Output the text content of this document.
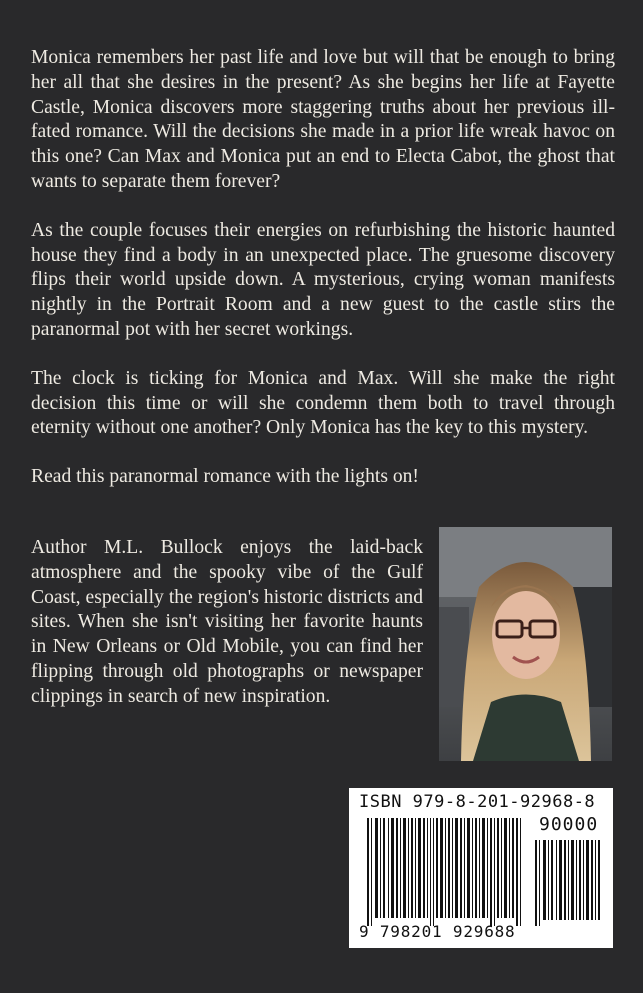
Monica remembers her past life and love but will that be enough to bring her all that she desires in the present? As she begins her life at Fayette Castle, Monica discovers more staggering truths about her previous ill-fated romance. Will the decisions she made in a prior life wreak havoc on this one? Can Max and Monica put an end to Electa Cabot, the ghost that wants to separate them forever?

As the couple focuses their energies on refurbishing the historic haunted house they find a body in an unexpected place. The gruesome discovery flips their world upside down. A mysterious, crying woman manifests nightly in the Portrait Room and a new guest to the castle stirs the paranormal pot with her secret workings.

The clock is ticking for Monica and Max. Will she make the right decision this time or will she condemn them both to travel through eternity without one another? Only Monica has the key to this mystery.

Read this paranormal romance with the lights on!

Author M.L. Bullock enjoys the laid-back atmosphere and the spooky vibe of the Gulf Coast, especially the region's historic districts and sites. When she isn't visiting her favorite haunts in New Orleans or Old Mobile, you can find her flipping through old photographs or newspaper clippings in search of new inspiration.
ISBN 979-8-201-92968-8
90000
9 798201 929688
────
→ **Exercise requirements**:
All of the lines above should be printed exactly, minus the pictures.

→ **Exercise solution**:
Output the text content of this document.
Monica remembers her past life and love but will that be enough to bring her all that she desires in the present? As she begins her life at Fayette Castle, Monica discovers more staggering truths about her previous ill-fated romance. Will the decisions she made in a prior life wreak havoc on this one? Can Max and Monica put an end to Electa Cabot, the ghost that wants to separate them forever?

As the couple focuses their energies on refurbishing the historic haunted house they find a body in an unexpected place. The gruesome discovery flips their world upside down. A mysterious, crying woman manifests nightly in the Portrait Room and a new guest to the castle stirs the paranormal pot with her secret workings.

The clock is ticking for Monica and Max. Will she make the right decision this time or will she condemn them both to travel through eternity without one another? Only Monica has the key to this mystery.

Read this paranormal romance with the lights on!

Author M.L. Bullock enjoys the laid-back atmosphere and the spooky vibe of the Gulf Coast, especially the region's historic districts and sites. When she isn't visiting her favorite haunts in New Orleans or Old Mobile, you can find her flipping through old photographs or newspaper clippings in search of new inspiration.
ISBN 979-8-201-92968-8
90000
9 798201 929688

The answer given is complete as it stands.